Entries »

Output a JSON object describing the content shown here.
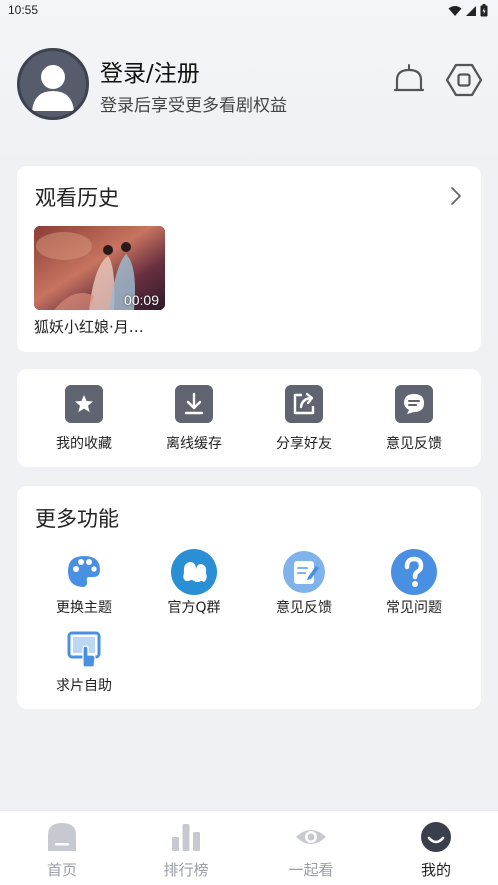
{
  "status_bar": {
    "time": "10:55"
  },
  "profile": {
    "title": "登录/注册",
    "subtitle": "登录后享受更多看剧权益"
  },
  "history": {
    "title": "观看历史",
    "items": [
      {
        "title": "狐妖小红娘·月…",
        "duration": "00:09"
      }
    ]
  },
  "quick_actions": [
    {
      "label": "我的收藏",
      "icon": "star-icon"
    },
    {
      "label": "离线缓存",
      "icon": "download-icon"
    },
    {
      "label": "分享好友",
      "icon": "share-icon"
    },
    {
      "label": "意见反馈",
      "icon": "chat-bubble-icon"
    }
  ],
  "more": {
    "title": "更多功能",
    "items": [
      {
        "label": "更换主题",
        "icon": "palette-icon"
      },
      {
        "label": "官方Q群",
        "icon": "qq-group-icon"
      },
      {
        "label": "意见反馈",
        "icon": "feedback-edit-icon"
      },
      {
        "label": "常见问题",
        "icon": "question-icon"
      },
      {
        "label": "求片自助",
        "icon": "touch-screen-icon"
      }
    ]
  },
  "bottom_nav": [
    {
      "label": "首页",
      "icon": "home-icon",
      "active": false
    },
    {
      "label": "排行榜",
      "icon": "ranking-icon",
      "active": false
    },
    {
      "label": "一起看",
      "icon": "eye-icon",
      "active": false
    },
    {
      "label": "我的",
      "icon": "profile-icon",
      "active": true
    }
  ],
  "colors": {
    "background": "#eff1f5",
    "card": "#ffffff",
    "accent_blue": "#4a90e2",
    "icon_gray": "#5f6470",
    "nav_inactive": "#9a9ea8"
  }
}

Problem to solve » Every line is to be duplicated exactly, though pictures stay out.

Written answer »
Output a JSON object describing the content shown here.
{
  "status_bar": {
    "time": "10:55"
  },
  "profile": {
    "title": "登录/注册",
    "subtitle": "登录后享受更多看剧权益"
  },
  "history": {
    "title": "观看历史",
    "items": [
      {
        "title": "狐妖小红娘·月…",
        "duration": "00:09"
      }
    ]
  },
  "quick_actions": [
    {
      "label": "我的收藏",
      "icon": "star-icon"
    },
    {
      "label": "离线缓存",
      "icon": "download-icon"
    },
    {
      "label": "分享好友",
      "icon": "share-icon"
    },
    {
      "label": "意见反馈",
      "icon": "chat-bubble-icon"
    }
  ],
  "more": {
    "title": "更多功能",
    "items": [
      {
        "label": "更换主题",
        "icon": "palette-icon"
      },
      {
        "label": "官方Q群",
        "icon": "qq-group-icon"
      },
      {
        "label": "意见反馈",
        "icon": "feedback-edit-icon"
      },
      {
        "label": "常见问题",
        "icon": "question-icon"
      },
      {
        "label": "求片自助",
        "icon": "touch-screen-icon"
      }
    ]
  },
  "bottom_nav": [
    {
      "label": "首页",
      "icon": "home-icon",
      "active": false
    },
    {
      "label": "排行榜",
      "icon": "ranking-icon",
      "active": false
    },
    {
      "label": "一起看",
      "icon": "eye-icon",
      "active": false
    },
    {
      "label": "我的",
      "icon": "profile-icon",
      "active": true
    }
  ],
  "colors": {
    "background": "#eff1f5",
    "card": "#ffffff",
    "accent_blue": "#4a90e2",
    "icon_gray": "#5f6470",
    "nav_inactive": "#9a9ea8"
  }
}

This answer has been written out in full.